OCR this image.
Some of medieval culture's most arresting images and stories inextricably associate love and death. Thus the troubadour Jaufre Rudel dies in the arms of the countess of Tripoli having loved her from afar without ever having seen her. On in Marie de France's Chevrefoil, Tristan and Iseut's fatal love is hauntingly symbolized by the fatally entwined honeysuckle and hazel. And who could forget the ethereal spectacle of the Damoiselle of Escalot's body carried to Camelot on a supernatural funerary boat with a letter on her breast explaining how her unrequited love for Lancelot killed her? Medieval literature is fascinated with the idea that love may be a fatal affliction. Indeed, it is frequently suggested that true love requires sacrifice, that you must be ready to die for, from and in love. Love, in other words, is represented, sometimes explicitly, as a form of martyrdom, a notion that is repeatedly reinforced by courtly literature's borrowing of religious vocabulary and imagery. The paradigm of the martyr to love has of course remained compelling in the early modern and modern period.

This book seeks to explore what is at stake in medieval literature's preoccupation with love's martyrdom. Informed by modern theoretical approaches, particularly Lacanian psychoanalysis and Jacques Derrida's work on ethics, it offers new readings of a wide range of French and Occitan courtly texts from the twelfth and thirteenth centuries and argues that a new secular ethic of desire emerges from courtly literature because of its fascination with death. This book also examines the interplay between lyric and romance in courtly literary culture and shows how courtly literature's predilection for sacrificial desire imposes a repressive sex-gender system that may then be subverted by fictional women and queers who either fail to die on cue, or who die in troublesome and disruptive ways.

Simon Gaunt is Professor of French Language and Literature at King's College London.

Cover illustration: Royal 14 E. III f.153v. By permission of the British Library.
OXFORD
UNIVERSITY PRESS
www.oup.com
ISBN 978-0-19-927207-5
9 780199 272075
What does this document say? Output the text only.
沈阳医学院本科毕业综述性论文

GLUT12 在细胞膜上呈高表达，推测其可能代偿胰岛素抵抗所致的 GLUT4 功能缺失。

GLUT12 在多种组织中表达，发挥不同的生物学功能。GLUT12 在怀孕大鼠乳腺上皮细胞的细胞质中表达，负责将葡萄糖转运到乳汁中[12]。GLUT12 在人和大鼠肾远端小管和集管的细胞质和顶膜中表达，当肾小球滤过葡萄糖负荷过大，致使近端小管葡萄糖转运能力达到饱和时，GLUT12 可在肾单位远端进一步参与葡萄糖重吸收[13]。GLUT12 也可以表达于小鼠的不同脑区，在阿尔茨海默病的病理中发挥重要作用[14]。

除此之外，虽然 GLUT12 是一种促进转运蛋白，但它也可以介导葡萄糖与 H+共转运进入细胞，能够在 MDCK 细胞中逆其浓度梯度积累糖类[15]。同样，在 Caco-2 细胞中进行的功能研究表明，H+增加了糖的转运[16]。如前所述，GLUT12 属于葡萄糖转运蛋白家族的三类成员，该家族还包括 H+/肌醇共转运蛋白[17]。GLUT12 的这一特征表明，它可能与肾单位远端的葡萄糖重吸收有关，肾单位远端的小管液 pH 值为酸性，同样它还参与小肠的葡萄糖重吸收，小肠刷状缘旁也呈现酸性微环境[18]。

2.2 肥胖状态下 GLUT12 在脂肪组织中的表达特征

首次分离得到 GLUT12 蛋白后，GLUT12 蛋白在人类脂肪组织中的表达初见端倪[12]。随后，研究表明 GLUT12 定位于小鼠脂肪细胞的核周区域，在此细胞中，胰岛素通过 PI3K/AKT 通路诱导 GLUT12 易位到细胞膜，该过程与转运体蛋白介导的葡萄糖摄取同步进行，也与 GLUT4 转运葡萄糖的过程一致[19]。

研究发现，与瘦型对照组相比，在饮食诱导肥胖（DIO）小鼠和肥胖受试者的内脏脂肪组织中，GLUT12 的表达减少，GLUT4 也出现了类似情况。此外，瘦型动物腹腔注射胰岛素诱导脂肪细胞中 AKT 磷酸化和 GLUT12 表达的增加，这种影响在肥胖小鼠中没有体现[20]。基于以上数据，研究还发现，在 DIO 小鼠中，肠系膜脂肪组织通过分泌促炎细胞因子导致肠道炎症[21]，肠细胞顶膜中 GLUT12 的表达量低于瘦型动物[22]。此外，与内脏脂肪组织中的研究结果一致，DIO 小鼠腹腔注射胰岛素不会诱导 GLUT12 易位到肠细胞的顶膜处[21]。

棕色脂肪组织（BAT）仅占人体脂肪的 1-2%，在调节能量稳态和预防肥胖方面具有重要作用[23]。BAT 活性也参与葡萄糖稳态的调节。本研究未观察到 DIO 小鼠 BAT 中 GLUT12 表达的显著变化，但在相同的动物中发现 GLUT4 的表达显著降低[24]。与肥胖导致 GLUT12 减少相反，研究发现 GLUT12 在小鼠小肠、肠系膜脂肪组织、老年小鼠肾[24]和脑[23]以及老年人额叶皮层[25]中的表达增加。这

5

....................

Required task> Pull out every line in the data above that has the word "研究发现".

Result>
研究发现，与瘦型对照组相比，在饮食诱导肥胖（DIO）小鼠和肥胖受试者的内脏脂肪组织中，GLUT12 的表达减少，GLUT4 也出现了类似情况。此外，瘦型动物腹腔注射胰岛素诱导脂肪细胞中 AKT 磷酸化和 GLUT12 表达的增加，这种影响在肥胖小鼠中没有体现[20]。基于以上数据，研究还发现，在 DIO 小鼠中，肠系膜脂肪组织通过分泌促炎细胞因子导致肠道炎症[21]，肠细胞顶膜中 GLUT12 的表达量低于瘦型动物[22]。此外，与内脏脂肪组织中的研究结果一致，DIO 小鼠腹腔注射胰岛素不会诱导 GLUT12 易位到肠细胞的顶膜处[21]。
棕色脂肪组织（BAT）仅占人体脂肪的 1-2%，在调节能量稳态和预防肥胖方面具有重要作用[23]。BAT 活性也参与葡萄糖稳态的调节。本研究未观察到 DIO 小鼠 BAT 中 GLUT12 表达的显著变化，但在相同的动物中发现 GLUT4 的表达显著降低[24]。与肥胖导致 GLUT12 减少相反，研究发现 GLUT12 在小鼠小肠、肠系膜脂肪组织、老年小鼠肾[24]和脑[23]以及老年人额叶皮层[25]中的表达增加。这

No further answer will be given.